— BEGIN —

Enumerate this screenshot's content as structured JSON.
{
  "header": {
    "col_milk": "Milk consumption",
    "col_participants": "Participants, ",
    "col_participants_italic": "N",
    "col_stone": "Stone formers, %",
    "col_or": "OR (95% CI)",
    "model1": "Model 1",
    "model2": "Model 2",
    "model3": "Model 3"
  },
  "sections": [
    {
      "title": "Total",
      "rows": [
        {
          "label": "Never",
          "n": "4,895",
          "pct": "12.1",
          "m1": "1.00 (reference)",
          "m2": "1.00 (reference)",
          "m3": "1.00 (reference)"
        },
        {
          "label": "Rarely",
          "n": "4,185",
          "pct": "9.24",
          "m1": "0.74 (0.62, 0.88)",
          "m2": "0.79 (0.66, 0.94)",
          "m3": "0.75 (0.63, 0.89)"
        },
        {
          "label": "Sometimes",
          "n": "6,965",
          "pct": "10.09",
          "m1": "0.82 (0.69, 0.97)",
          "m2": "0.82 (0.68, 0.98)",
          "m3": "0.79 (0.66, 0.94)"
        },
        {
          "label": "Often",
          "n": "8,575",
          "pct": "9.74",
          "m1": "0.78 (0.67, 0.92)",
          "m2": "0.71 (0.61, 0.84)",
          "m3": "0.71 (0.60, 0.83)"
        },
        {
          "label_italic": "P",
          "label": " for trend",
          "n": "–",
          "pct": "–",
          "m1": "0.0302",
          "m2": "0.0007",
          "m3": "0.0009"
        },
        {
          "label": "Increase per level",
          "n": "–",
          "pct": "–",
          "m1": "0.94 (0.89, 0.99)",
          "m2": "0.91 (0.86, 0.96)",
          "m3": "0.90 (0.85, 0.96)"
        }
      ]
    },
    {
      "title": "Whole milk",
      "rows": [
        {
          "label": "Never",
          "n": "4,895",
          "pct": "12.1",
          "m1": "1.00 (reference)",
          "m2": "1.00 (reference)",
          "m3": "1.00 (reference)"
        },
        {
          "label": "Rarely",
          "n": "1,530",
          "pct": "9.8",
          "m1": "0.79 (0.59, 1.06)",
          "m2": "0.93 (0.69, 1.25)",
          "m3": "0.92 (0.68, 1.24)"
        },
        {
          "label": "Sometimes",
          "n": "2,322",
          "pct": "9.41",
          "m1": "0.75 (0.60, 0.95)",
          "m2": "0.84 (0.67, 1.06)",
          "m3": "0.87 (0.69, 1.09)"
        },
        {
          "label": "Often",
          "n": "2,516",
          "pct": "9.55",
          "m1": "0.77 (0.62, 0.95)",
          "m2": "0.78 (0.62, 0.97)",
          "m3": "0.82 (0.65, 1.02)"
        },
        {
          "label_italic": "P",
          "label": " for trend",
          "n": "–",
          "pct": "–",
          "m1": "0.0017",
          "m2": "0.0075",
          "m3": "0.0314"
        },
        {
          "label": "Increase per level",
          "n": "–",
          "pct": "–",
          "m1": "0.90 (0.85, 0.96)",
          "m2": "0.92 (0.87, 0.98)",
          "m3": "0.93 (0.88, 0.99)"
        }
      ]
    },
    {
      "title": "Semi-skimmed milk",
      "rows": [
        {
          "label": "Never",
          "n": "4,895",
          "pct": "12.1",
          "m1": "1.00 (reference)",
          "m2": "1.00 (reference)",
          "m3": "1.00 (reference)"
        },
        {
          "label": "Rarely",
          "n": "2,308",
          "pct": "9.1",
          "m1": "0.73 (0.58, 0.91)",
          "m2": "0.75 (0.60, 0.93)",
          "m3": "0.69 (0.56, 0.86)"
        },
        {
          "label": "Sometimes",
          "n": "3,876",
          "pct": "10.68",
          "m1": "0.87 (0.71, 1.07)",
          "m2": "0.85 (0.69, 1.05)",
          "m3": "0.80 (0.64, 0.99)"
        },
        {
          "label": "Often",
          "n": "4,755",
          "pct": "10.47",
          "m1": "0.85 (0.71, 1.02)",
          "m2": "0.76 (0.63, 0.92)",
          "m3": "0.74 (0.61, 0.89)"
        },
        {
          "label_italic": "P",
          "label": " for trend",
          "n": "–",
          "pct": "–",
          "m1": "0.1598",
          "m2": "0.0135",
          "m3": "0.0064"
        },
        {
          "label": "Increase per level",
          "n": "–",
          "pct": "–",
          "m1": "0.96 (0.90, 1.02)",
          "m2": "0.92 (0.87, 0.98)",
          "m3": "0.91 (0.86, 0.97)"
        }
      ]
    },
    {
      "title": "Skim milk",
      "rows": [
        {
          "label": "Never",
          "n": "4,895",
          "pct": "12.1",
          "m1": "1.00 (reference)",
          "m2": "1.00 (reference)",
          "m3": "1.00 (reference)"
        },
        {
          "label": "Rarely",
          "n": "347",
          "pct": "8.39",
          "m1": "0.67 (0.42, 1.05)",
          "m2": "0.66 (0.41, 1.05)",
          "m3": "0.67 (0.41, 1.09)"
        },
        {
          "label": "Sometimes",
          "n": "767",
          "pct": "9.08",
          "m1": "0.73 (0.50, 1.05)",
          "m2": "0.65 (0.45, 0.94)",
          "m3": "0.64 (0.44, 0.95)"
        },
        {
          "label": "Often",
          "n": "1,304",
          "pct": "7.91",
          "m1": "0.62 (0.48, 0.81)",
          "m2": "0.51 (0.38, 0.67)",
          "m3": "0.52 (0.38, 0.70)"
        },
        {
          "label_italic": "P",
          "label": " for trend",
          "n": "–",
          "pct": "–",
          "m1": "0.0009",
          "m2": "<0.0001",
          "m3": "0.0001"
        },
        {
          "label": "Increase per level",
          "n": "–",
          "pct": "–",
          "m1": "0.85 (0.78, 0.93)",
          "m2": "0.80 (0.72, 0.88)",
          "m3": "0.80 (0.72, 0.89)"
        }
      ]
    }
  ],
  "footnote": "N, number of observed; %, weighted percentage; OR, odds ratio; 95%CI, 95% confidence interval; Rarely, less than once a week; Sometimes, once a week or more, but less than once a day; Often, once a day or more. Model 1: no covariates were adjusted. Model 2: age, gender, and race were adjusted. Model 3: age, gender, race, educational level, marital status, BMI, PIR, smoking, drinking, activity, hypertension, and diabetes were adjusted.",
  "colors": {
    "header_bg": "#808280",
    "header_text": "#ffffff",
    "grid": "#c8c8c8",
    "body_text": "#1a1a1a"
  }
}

— END —

◆ WHAT THE TASK REQUIRES ◆
Filter out every line that lacks the word "Model", and copy the rest.

◆ REPLY ◆
    "model1": "Model 1",
    "model2": "Model 2",
    "model3": "Model 3"
  "footnote": "N, number of observed; %, weighted percentage; OR, odds ratio; 95%CI, 95% confidence interval; Rarely, less than once a week; Sometimes, once a week or more, but less than once a day; Often, once a day or more. Model 1: no covariates were adjusted. Model 2: age, gender, and race were adjusted. Model 3: age, gender, race, educational level, marital status, BMI, PIR, smoking, drinking, activity, hypertension, and diabetes were adjusted.",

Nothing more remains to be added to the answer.